Provide only the number of lines in the listing that contain the string "yapılan".

[Collected data]

* * * * * * * * *

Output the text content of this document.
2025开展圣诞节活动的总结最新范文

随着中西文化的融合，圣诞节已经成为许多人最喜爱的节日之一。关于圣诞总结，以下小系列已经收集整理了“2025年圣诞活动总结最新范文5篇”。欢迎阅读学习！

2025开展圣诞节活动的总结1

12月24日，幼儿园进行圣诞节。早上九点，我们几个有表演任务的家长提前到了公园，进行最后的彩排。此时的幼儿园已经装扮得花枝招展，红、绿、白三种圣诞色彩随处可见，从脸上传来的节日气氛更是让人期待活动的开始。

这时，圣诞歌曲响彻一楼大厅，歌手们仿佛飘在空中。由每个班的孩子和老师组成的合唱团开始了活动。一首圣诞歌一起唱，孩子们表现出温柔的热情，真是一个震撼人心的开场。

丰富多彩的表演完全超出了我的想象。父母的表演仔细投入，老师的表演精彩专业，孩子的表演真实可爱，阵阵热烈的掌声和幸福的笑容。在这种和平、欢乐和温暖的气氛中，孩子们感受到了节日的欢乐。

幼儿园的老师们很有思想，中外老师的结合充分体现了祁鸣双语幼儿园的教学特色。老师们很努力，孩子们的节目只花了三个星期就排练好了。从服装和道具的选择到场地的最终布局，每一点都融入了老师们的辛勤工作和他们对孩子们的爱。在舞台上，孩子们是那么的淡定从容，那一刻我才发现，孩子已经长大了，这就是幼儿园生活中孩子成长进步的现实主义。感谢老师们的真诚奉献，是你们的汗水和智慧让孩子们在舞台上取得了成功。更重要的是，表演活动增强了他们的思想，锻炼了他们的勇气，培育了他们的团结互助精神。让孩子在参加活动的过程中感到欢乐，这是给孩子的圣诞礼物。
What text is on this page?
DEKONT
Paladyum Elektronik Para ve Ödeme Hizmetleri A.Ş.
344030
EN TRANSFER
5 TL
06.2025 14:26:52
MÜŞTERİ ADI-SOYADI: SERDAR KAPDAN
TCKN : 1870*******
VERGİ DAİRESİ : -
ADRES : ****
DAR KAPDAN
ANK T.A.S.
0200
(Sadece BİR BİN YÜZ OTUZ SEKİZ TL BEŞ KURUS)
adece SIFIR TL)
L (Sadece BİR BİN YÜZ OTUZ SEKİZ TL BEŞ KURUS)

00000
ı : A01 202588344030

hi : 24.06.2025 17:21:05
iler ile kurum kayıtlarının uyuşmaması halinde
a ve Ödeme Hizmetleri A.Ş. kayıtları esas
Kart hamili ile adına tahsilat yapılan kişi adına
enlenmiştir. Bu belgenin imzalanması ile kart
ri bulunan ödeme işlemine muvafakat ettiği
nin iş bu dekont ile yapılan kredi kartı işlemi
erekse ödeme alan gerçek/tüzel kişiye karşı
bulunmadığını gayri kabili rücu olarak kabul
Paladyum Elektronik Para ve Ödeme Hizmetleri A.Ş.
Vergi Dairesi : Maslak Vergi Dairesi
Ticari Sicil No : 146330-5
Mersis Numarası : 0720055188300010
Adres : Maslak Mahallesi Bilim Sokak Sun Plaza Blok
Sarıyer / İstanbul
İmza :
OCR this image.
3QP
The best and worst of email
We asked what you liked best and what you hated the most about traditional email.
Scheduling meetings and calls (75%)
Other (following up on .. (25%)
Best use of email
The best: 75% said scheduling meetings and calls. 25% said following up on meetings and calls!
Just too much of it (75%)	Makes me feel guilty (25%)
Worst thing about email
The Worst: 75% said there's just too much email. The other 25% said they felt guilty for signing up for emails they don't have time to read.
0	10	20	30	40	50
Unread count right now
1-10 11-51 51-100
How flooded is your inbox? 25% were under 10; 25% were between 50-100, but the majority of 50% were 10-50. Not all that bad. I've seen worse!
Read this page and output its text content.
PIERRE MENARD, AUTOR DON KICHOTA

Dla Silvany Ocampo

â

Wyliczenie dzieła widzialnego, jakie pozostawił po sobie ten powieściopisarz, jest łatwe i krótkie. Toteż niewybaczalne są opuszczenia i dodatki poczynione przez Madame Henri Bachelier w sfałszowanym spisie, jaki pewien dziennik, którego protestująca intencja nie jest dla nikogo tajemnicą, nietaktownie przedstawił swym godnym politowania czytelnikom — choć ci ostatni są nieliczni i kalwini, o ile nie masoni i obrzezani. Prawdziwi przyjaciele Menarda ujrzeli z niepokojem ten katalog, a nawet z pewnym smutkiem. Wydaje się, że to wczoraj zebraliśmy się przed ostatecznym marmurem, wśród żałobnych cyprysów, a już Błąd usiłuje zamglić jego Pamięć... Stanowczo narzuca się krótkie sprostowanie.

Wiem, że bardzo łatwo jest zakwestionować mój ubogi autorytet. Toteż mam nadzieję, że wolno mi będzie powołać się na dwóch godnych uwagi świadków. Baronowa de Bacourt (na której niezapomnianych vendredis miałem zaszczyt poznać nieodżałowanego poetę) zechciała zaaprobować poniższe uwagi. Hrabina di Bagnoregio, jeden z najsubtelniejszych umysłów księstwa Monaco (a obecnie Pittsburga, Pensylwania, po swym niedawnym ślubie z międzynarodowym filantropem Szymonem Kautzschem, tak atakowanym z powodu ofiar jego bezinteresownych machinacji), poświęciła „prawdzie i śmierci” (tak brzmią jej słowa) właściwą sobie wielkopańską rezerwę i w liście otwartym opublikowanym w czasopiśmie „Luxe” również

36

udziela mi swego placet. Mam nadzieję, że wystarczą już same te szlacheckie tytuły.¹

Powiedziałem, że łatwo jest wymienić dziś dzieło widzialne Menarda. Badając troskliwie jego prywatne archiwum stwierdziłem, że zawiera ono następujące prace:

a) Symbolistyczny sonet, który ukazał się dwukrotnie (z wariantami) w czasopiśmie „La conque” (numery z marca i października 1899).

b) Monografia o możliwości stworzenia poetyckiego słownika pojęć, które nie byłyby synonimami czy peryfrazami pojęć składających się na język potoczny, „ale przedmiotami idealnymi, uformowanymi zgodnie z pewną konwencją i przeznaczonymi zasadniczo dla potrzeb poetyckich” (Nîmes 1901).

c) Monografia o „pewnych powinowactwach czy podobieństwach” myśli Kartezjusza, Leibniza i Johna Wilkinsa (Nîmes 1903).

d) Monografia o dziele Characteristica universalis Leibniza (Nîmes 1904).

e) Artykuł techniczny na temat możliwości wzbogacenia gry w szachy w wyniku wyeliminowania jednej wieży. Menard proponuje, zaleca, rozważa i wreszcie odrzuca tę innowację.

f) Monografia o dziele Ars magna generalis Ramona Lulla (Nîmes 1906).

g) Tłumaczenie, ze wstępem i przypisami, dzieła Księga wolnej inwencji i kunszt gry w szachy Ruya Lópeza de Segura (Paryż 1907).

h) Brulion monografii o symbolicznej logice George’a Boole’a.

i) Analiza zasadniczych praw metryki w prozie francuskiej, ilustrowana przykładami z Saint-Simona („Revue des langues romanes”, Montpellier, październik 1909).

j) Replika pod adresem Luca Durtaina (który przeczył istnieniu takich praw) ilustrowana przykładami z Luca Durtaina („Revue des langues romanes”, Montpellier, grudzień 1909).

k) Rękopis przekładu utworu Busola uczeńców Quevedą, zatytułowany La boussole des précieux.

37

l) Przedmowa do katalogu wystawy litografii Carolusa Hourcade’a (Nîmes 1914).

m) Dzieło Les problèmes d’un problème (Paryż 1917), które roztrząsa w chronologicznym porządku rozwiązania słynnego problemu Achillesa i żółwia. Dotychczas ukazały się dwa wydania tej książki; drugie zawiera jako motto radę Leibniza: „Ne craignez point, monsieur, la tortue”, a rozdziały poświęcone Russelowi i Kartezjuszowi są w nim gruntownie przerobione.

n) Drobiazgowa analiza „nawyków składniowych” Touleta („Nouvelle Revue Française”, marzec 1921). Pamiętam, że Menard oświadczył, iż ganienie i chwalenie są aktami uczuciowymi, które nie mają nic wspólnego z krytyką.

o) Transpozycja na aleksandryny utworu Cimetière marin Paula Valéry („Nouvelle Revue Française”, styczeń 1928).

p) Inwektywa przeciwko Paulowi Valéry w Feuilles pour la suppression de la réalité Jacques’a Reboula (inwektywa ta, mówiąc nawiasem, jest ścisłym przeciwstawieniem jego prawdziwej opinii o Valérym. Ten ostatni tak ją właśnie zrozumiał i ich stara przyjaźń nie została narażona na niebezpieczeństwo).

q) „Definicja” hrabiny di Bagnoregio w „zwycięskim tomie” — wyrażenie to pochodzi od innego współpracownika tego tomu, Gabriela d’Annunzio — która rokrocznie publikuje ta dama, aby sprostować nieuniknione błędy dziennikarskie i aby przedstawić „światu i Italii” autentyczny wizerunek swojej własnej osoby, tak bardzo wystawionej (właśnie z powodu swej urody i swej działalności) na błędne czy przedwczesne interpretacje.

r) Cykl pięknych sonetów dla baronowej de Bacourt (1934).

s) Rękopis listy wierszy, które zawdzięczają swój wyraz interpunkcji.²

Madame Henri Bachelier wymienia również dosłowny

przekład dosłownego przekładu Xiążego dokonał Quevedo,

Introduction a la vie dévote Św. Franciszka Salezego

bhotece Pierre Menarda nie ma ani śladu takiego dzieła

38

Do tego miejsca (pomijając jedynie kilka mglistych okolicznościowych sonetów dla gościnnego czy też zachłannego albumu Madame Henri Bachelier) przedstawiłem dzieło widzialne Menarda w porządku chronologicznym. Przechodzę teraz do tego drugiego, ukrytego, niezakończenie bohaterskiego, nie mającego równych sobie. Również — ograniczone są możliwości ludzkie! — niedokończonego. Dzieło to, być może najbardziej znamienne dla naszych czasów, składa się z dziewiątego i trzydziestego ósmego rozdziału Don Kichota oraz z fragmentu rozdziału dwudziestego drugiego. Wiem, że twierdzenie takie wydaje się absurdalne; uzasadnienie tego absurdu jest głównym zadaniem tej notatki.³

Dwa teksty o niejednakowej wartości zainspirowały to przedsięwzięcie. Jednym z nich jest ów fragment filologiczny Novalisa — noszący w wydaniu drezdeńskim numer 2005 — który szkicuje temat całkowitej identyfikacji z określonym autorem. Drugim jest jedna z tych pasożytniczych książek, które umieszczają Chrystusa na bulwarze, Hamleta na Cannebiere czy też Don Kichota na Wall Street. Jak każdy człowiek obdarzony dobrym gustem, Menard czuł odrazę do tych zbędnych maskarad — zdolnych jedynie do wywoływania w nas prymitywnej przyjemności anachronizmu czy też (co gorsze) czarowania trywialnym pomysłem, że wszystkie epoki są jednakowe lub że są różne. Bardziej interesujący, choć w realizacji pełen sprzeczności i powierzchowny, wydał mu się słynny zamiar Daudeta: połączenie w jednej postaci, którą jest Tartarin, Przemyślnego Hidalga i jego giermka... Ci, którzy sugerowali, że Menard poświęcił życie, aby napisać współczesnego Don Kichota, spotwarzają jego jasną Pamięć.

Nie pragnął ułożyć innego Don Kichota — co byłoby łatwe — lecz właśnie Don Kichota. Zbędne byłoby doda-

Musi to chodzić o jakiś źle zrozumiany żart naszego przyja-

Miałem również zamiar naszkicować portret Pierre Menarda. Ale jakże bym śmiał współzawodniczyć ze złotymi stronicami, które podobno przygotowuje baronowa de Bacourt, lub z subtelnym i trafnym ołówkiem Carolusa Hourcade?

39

* * * * * * * * *

[Solution]
2